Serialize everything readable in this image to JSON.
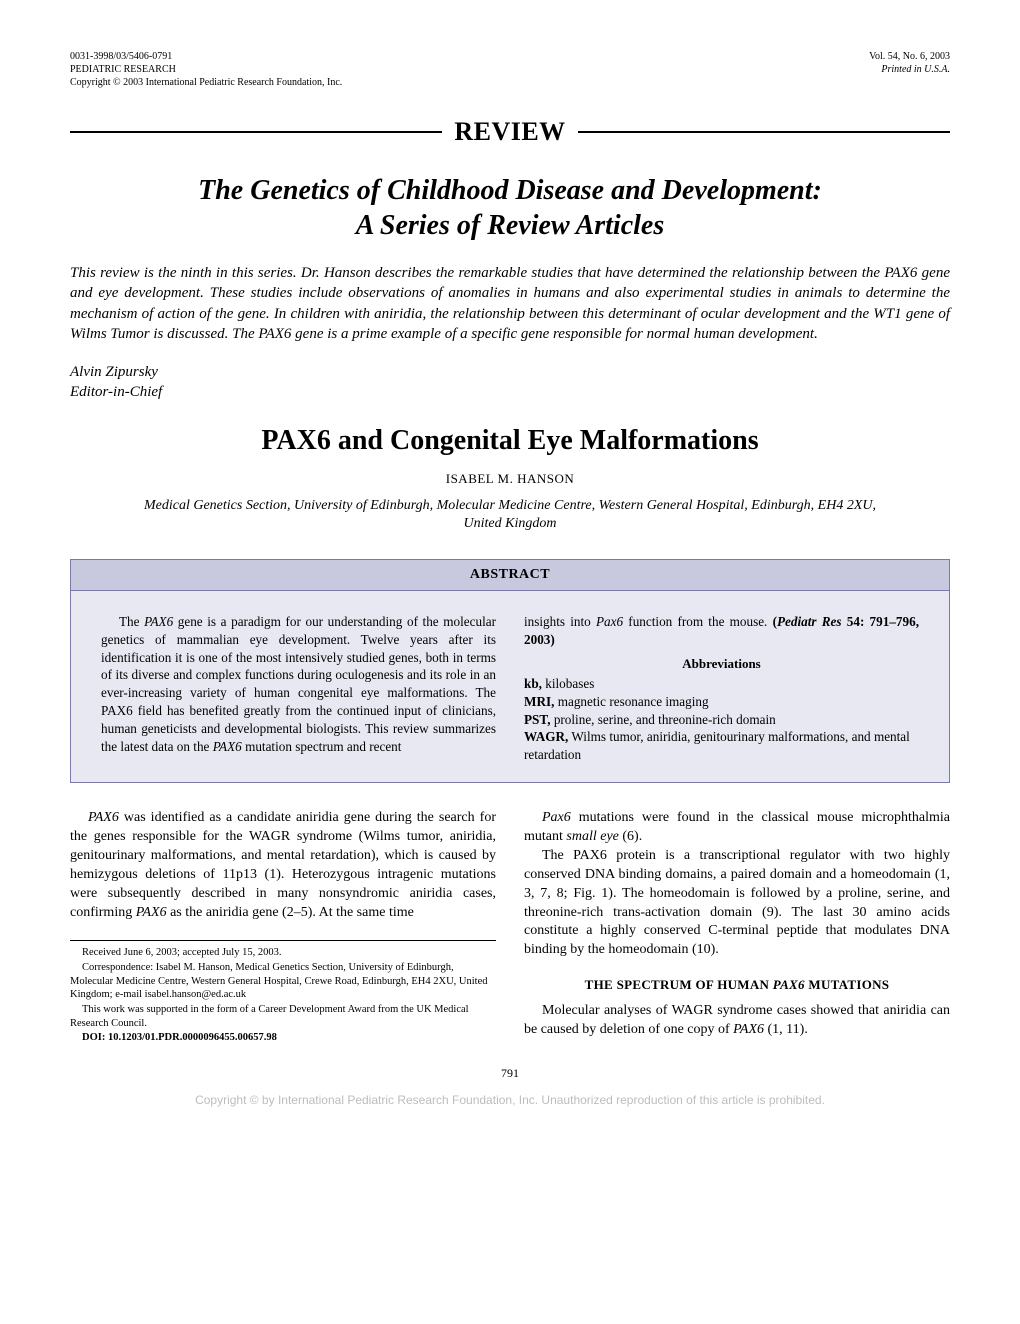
{
  "header": {
    "issn": "0031-3998/03/5406-0791",
    "journal": "PEDIATRIC RESEARCH",
    "copyright": "Copyright © 2003 International Pediatric Research Foundation, Inc.",
    "vol": "Vol. 54, No. 6, 2003",
    "printed": "Printed in U.S.A."
  },
  "review_label": "REVIEW",
  "series": {
    "title_line1": "The Genetics of Childhood Disease and Development:",
    "title_line2": "A Series of Review Articles",
    "intro": "This review is the ninth in this series. Dr. Hanson describes the remarkable studies that have determined the relationship between the PAX6 gene and eye development. These studies include observations of anomalies in humans and also experimental studies in animals to determine the mechanism of action of the gene. In children with aniridia, the relationship between this determinant of ocular development and the WT1 gene of Wilms Tumor is discussed. The PAX6 gene is a prime example of a specific gene responsible for normal human development.",
    "editor_name": "Alvin Zipursky",
    "editor_role": "Editor-in-Chief"
  },
  "article": {
    "title": "PAX6 and Congenital Eye Malformations",
    "author": "ISABEL M. HANSON",
    "affiliation": "Medical Genetics Section, University of Edinburgh, Molecular Medicine Centre, Western General Hospital, Edinburgh, EH4 2XU, United Kingdom"
  },
  "abstract": {
    "heading": "ABSTRACT",
    "left_html": "The <span class=\"ital\">PAX6</span> gene is a paradigm for our understanding of the molecular genetics of mammalian eye development. Twelve years after its identification it is one of the most intensively studied genes, both in terms of its diverse and complex functions during oculogenesis and its role in an ever-increasing variety of human congenital eye malformations. The PAX6 field has benefited greatly from the continued input of clinicians, human geneticists and developmental biologists. This review summarizes the latest data on the <span class=\"ital\">PAX6</span> mutation spectrum and recent",
    "right_top_html": "insights into <span class=\"ital\">Pax6</span> function from the mouse. <span class=\"bold\">(<span class=\"ital\">Pediatr Res</span> 54: 791–796, 2003)</span>",
    "abbrev_title": "Abbreviations",
    "abbrev": {
      "kb": "kb,",
      "kb_def": " kilobases",
      "mri": "MRI,",
      "mri_def": " magnetic resonance imaging",
      "pst": "PST,",
      "pst_def": " proline, serine, and threonine-rich domain",
      "wagr": "WAGR,",
      "wagr_def": " Wilms tumor, aniridia, genitourinary malformations, and mental retardation"
    }
  },
  "body": {
    "left_p1_html": "<span class=\"ital\">PAX6</span> was identified as a candidate aniridia gene during the search for the genes responsible for the WAGR syndrome (Wilms tumor, aniridia, genitourinary malformations, and mental retardation), which is caused by hemizygous deletions of 11p13 (1). Heterozygous intragenic mutations were subsequently described in many nonsyndromic aniridia cases, confirming <span class=\"ital\">PAX6</span> as the aniridia gene (2–5). At the same time",
    "right_p1_html": "<span class=\"ital\">Pax6</span> mutations were found in the classical mouse microphthalmia mutant <span class=\"ital\">small eye</span> (6).",
    "right_p2_html": "The PAX6 protein is a transcriptional regulator with two highly conserved DNA binding domains, a paired domain and a homeodomain (1, 3, 7, 8; Fig. 1). The homeodomain is followed by a proline, serine, and threonine-rich trans-activation domain (9). The last 30 amino acids constitute a highly conserved C-terminal peptide that modulates DNA binding by the homeodomain (10).",
    "section_heading_html": "THE SPECTRUM OF HUMAN <span class=\"ital\">PAX6</span> MUTATIONS",
    "right_p3_html": "Molecular analyses of WAGR syndrome cases showed that aniridia can be caused by deletion of one copy of <span class=\"ital\">PAX6</span> (1, 11)."
  },
  "footnotes": {
    "received": "Received June 6, 2003; accepted July 15, 2003.",
    "correspondence": "Correspondence: Isabel M. Hanson, Medical Genetics Section, University of Edinburgh, Molecular Medicine Centre, Western General Hospital, Crewe Road, Edinburgh, EH4 2XU, United Kingdom; e-mail isabel.hanson@ed.ac.uk",
    "funding": "This work was supported in the form of a Career Development Award from the UK Medical Research Council.",
    "doi": "DOI: 10.1203/01.PDR.0000096455.00657.98"
  },
  "page_number": "791",
  "copyright_footer": "Copyright © by International Pediatric Research Foundation, Inc. Unauthorized reproduction of this article is prohibited."
}
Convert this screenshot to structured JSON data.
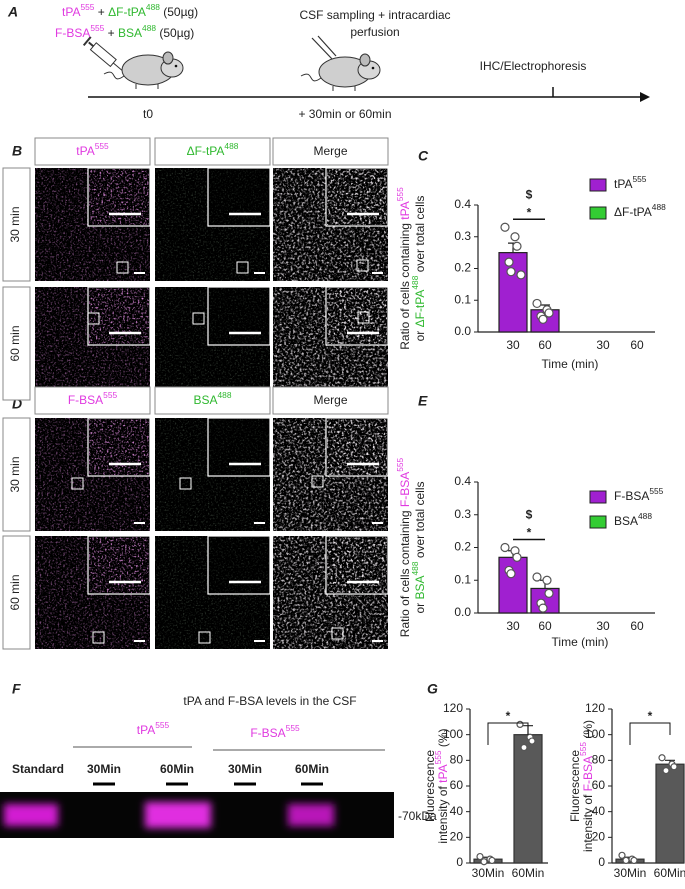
{
  "panel_labels": [
    "A",
    "B",
    "C",
    "D",
    "E",
    "F",
    "G"
  ],
  "panel_a": {
    "injection": [
      [
        {
          "text": "tPA",
          "sup": "555",
          "color": "#e03ae0"
        },
        {
          "text": " + "
        },
        {
          "text": "ΔF-tPA",
          "sup": "488",
          "color": "#2fb82f"
        },
        {
          "text": " (50µg)"
        }
      ],
      [
        {
          "text": "F-BSA",
          "sup": "555",
          "color": "#e03ae0"
        },
        {
          "text": " + "
        },
        {
          "text": "BSA",
          "sup": "488",
          "color": "#2fb82f"
        },
        {
          "text": " (50µg)"
        }
      ]
    ],
    "sampling": [
      "CSF sampling + intracardiac",
      "perfusion"
    ],
    "endpoint": "IHC/Electrophoresis",
    "t0": "t0",
    "delay": "+ 30min or 60min"
  },
  "panel_b": {
    "headers": [
      [
        {
          "text": "tPA",
          "sup": "555",
          "color": "#e03ae0"
        }
      ],
      [
        {
          "text": "ΔF-tPA",
          "sup": "488",
          "color": "#2fb82f"
        }
      ],
      [
        {
          "text": "Merge"
        }
      ]
    ],
    "rows": [
      "30 min",
      "60 min"
    ]
  },
  "panel_d": {
    "headers": [
      [
        {
          "text": "F-BSA",
          "sup": "555",
          "color": "#e03ae0"
        }
      ],
      [
        {
          "text": "BSA",
          "sup": "488",
          "color": "#2fb82f"
        }
      ],
      [
        {
          "text": "Merge"
        }
      ]
    ],
    "rows": [
      "30 min",
      "60 min"
    ]
  },
  "panel_f": {
    "title": "tPA and F-BSA levels in the CSF",
    "groups": [
      [
        {
          "text": "tPA",
          "sup": "555",
          "color": "#e03ae0"
        }
      ],
      [
        {
          "text": "F-BSA",
          "sup": "555",
          "color": "#e03ae0"
        }
      ]
    ],
    "lanes": [
      "Standard",
      "30Min",
      "60Min",
      "30Min",
      "60Min"
    ],
    "marker": "-70kDa"
  },
  "chart_data": [
    {
      "type": "bar",
      "categories": [
        "30",
        "60",
        "30",
        "60"
      ],
      "series": [
        {
          "name": "tPA",
          "name_sup": "555",
          "color": "#a020d0",
          "values": [
            0.25,
            0.07,
            null,
            null
          ],
          "errors": [
            0.03,
            0.015,
            null,
            null
          ],
          "points": [
            [
              0.33,
              0.3,
              0.27,
              0.22,
              0.19,
              0.18
            ],
            [
              0.09,
              0.07,
              0.06,
              0.05,
              0.04
            ],
            [],
            []
          ]
        },
        {
          "name": "ΔF-tPA",
          "name_sup": "488",
          "color": "#33cc33",
          "values": [
            null,
            null,
            0,
            0
          ]
        }
      ],
      "ylim": [
        0,
        0.4
      ],
      "yticks": [
        {
          "value": 0,
          "label": "0.0"
        },
        0.1,
        0.2,
        0.3,
        0.4
      ],
      "ylabel": [
        [
          {
            "text": "Ratio of cells containing "
          },
          {
            "text": "tPA",
            "sup": "555",
            "color": "#e03ae0"
          }
        ],
        [
          {
            "text": "or "
          },
          {
            "text": "ΔF-tPA",
            "sup": "488",
            "color": "#2fb82f"
          },
          {
            "text": " over total cells"
          }
        ]
      ],
      "xlabel": "Time (min)",
      "annotations": [
        "$",
        "*"
      ]
    },
    {
      "type": "bar",
      "categories": [
        "30",
        "60",
        "30",
        "60"
      ],
      "series": [
        {
          "name": "F-BSA",
          "name_sup": "555",
          "color": "#a020d0",
          "values": [
            0.17,
            0.075,
            null,
            null
          ],
          "errors": [
            0.02,
            0.025,
            null,
            null
          ],
          "points": [
            [
              0.2,
              0.19,
              0.17,
              0.13,
              0.12
            ],
            [
              0.11,
              0.1,
              0.06,
              0.03,
              0.015
            ],
            [],
            []
          ]
        },
        {
          "name": "BSA",
          "name_sup": "488",
          "color": "#33cc33",
          "values": [
            null,
            null,
            0,
            0
          ]
        }
      ],
      "ylim": [
        0,
        0.4
      ],
      "yticks": [
        {
          "value": 0,
          "label": "0.0"
        },
        0.1,
        0.2,
        0.3,
        0.4
      ],
      "ylabel": [
        [
          {
            "text": "Ratio of cells containing "
          },
          {
            "text": "F-BSA",
            "sup": "555",
            "color": "#e03ae0"
          }
        ],
        [
          {
            "text": "or "
          },
          {
            "text": "BSA",
            "sup": "488",
            "color": "#2fb82f"
          },
          {
            "text": " over total cells"
          }
        ]
      ],
      "xlabel": "Time (min)",
      "annotations": [
        "$",
        "*"
      ]
    },
    {
      "type": "bar",
      "categories": [
        "30Min",
        "60Min"
      ],
      "values": [
        3,
        100
      ],
      "errors": [
        1.5,
        7
      ],
      "points": [
        [
          5,
          3,
          2,
          1
        ],
        [
          108,
          98,
          95,
          90
        ]
      ],
      "color": "#595959",
      "ylim": [
        0,
        120
      ],
      "yticks": [
        0,
        20,
        40,
        60,
        80,
        100,
        120
      ],
      "ylabel": [
        [
          {
            "text": "Fluorescence"
          }
        ],
        [
          {
            "text": "intensity of "
          },
          {
            "text": "tPA",
            "sup": "555",
            "color": "#e03ae0"
          },
          {
            "text": " (%)"
          }
        ]
      ],
      "annotations": [
        "*"
      ]
    },
    {
      "type": "bar",
      "categories": [
        "30Min",
        "60Min"
      ],
      "values": [
        3,
        77
      ],
      "errors": [
        1.5,
        3
      ],
      "points": [
        [
          6,
          3,
          2,
          2
        ],
        [
          82,
          77,
          75,
          72
        ]
      ],
      "color": "#595959",
      "ylim": [
        0,
        120
      ],
      "yticks": [
        0,
        20,
        40,
        60,
        80,
        100,
        120
      ],
      "ylabel": [
        [
          {
            "text": "Fluorescence"
          }
        ],
        [
          {
            "text": "intensity of "
          },
          {
            "text": "F-BSA",
            "sup": "555",
            "color": "#e03ae0"
          },
          {
            "text": " (%)"
          }
        ]
      ],
      "annotations": [
        "*"
      ]
    }
  ]
}
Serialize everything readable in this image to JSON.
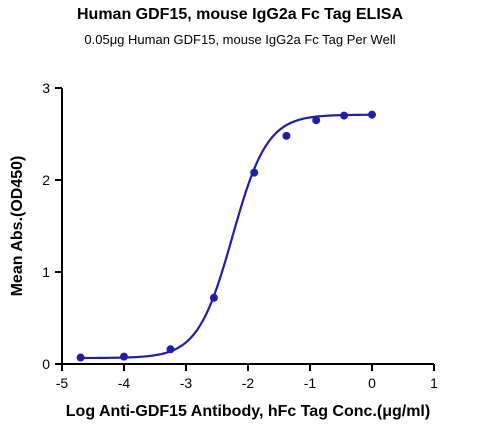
{
  "chart_data": {
    "type": "scatter",
    "title": "Human GDF15, mouse IgG2a Fc Tag ELISA",
    "subtitle": "0.05μg Human GDF15, mouse IgG2a Fc Tag Per Well",
    "xlabel": "Log Anti-GDF15 Antibody, hFc Tag Conc.(μg/ml)",
    "ylabel": "Mean Abs.(OD450)",
    "xlim": [
      -5,
      1
    ],
    "ylim": [
      0,
      3
    ],
    "x_ticks": [
      -5,
      -4,
      -3,
      -2,
      -1,
      0,
      1
    ],
    "y_ticks": [
      0,
      1,
      2,
      3
    ],
    "grid": false,
    "series": [
      {
        "x": [
          -4.7,
          -4.0,
          -3.25,
          -2.55,
          -1.9,
          -1.38,
          -0.9,
          -0.45,
          0.0
        ],
        "y": [
          0.07,
          0.08,
          0.16,
          0.72,
          2.08,
          2.48,
          2.65,
          2.7,
          2.71
        ],
        "color": "#1f1fa6",
        "fit": {
          "model": "4PL",
          "bottom": 0.065,
          "top": 2.71,
          "log_ec50": -2.25,
          "hill_slope": 1.55,
          "x_range": [
            -4.7,
            0.0
          ]
        }
      }
    ]
  }
}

• • •

# Problem to work on:
Each line in which the string "caused" is found must be copied from the data.

# Solution to this exercise:
    "left_p1_html": "<span class=\"ital\">PAX6</span> was identified as a candidate aniridia gene during the search for the genes responsible for the WAGR syndrome (Wilms tumor, aniridia, genitourinary malformations, and mental retardation), which is caused by hemizygous deletions of 11p13 (1). Heterozygous intragenic mutations were subsequently described in many nonsyndromic aniridia cases, confirming <span class=\"ital\">PAX6</span> as the aniridia gene (2–5). At the same time",
    "right_p3_html": "Molecular analyses of WAGR syndrome cases showed that aniridia can be caused by deletion of one copy of <span class=\"ital\">PAX6</span> (1, 11)."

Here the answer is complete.